■ **Given task**
Note each line that includes the word "messages". Copy those lines.

■ **Some records**

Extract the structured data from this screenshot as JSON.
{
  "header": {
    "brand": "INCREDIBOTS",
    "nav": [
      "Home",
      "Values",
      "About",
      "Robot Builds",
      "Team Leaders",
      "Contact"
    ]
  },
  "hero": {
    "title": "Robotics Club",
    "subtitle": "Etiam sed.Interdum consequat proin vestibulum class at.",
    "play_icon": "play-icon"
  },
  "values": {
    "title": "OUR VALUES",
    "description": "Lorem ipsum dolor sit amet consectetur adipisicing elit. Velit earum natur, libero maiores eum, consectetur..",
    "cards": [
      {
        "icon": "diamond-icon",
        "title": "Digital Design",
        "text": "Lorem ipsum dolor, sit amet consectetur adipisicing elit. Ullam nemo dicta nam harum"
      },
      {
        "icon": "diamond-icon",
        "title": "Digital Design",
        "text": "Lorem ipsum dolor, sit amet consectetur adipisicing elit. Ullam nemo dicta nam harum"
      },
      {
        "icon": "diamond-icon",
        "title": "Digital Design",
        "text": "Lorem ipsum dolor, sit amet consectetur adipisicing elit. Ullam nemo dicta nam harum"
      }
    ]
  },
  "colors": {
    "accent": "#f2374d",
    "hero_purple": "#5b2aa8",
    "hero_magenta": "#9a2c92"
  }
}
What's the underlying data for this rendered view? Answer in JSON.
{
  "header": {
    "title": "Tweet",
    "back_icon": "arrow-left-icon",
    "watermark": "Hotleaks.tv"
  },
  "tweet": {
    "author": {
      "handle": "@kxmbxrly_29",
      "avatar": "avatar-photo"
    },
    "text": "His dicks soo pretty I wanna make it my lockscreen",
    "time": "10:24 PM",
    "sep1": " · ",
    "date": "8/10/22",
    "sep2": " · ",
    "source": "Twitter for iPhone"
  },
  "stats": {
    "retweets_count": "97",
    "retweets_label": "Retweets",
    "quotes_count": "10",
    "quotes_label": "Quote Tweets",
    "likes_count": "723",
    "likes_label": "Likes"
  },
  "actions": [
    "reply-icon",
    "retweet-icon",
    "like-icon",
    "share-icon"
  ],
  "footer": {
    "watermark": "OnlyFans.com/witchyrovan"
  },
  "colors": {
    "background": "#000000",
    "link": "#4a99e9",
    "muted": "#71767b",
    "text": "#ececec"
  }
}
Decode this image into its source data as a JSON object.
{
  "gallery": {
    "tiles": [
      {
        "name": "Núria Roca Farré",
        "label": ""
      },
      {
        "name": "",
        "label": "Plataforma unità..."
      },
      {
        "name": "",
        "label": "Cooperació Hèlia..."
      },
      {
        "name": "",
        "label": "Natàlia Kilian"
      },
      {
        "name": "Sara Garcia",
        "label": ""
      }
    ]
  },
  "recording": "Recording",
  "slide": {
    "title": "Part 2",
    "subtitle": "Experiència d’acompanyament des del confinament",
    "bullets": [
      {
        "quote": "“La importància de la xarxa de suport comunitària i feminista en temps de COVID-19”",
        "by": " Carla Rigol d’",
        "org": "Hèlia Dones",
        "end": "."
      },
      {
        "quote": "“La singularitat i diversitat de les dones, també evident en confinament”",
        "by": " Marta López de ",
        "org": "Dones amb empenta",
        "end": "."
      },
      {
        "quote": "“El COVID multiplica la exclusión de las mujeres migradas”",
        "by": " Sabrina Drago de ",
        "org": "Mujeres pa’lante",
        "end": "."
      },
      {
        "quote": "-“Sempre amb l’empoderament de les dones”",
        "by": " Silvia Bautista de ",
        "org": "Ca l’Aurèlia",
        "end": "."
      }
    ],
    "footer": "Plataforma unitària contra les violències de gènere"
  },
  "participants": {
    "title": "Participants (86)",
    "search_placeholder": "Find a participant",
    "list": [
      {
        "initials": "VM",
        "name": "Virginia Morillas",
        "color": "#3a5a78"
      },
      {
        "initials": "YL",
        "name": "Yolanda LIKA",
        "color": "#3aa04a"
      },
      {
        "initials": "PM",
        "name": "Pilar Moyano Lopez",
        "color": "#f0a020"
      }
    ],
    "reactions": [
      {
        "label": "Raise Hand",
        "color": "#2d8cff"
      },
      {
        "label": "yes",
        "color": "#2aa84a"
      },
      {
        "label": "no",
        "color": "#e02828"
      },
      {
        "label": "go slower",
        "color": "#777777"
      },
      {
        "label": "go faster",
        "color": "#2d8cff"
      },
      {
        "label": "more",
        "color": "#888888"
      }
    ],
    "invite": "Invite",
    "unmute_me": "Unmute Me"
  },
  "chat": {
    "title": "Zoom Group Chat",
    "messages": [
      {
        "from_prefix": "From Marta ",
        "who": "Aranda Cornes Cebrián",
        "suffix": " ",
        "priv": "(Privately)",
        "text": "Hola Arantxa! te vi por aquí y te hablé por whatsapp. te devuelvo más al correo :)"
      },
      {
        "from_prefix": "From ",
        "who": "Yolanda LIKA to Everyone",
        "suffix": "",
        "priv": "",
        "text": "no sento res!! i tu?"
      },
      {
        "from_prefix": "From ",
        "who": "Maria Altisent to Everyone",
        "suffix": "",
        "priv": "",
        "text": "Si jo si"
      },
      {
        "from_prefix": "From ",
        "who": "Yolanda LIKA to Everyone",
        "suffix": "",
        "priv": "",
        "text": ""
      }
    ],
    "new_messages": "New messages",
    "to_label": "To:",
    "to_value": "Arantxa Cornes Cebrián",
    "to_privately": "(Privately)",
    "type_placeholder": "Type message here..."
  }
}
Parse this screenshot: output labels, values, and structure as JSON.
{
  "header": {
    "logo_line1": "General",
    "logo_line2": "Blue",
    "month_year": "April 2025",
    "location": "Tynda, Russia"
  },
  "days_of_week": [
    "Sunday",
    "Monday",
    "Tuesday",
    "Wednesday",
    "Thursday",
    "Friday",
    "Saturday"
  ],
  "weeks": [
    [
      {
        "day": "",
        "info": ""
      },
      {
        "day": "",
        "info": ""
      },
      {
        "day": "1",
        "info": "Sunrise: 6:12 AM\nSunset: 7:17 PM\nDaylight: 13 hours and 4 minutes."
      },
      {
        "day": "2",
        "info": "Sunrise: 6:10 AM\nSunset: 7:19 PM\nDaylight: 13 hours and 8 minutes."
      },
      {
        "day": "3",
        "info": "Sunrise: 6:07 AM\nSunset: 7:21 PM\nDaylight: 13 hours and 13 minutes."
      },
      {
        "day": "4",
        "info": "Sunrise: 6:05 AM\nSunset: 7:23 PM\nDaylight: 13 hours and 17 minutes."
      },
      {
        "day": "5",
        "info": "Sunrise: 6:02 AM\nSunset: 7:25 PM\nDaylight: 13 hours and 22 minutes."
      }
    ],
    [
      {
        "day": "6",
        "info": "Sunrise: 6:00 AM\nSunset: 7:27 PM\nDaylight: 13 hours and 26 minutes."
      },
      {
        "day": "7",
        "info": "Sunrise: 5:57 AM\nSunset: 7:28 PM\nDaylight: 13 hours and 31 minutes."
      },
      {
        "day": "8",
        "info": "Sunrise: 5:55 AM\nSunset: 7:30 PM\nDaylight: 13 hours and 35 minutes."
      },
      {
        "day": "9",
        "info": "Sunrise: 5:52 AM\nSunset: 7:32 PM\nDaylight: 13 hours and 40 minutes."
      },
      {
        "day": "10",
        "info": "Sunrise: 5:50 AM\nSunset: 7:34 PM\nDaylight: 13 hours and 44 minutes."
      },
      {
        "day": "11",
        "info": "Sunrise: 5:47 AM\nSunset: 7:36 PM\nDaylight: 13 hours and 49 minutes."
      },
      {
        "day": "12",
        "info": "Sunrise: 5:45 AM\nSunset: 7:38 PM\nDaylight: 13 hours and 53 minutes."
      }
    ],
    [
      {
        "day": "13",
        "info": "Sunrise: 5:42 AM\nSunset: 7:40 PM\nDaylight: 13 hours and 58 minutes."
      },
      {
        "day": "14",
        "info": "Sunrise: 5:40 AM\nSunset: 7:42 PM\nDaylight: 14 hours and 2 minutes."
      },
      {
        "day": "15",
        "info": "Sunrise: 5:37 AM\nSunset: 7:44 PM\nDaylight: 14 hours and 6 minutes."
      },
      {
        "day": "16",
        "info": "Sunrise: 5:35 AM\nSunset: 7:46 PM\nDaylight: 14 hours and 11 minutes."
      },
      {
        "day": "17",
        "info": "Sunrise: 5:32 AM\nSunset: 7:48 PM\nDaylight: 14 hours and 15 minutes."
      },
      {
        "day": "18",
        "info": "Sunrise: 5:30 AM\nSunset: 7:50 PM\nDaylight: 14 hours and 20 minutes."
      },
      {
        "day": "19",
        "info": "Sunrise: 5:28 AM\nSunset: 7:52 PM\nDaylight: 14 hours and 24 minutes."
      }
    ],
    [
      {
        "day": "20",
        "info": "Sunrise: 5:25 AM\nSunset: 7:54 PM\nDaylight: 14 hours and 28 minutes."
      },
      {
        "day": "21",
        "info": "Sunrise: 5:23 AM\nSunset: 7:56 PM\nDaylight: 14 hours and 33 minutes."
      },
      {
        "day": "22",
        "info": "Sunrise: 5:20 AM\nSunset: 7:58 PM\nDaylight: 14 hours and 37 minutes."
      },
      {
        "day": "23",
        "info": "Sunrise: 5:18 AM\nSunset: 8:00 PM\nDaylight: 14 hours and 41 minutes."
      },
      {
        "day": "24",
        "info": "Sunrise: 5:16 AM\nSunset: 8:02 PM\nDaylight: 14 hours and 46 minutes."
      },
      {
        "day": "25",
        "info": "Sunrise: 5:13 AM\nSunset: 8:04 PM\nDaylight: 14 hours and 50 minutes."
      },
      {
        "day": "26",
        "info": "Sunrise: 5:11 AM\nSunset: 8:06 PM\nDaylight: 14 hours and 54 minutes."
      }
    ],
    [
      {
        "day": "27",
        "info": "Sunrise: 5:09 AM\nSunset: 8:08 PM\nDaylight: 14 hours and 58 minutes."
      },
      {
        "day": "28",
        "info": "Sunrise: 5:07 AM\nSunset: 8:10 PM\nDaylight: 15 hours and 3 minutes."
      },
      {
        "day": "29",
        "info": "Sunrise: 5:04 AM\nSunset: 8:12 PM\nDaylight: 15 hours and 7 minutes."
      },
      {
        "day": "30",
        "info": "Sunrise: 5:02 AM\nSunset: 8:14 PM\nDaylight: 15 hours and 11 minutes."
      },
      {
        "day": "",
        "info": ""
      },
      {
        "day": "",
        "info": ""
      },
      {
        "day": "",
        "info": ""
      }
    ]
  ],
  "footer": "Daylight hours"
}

■ **Task solution**
    "messages": [
    "new_messages": "New messages",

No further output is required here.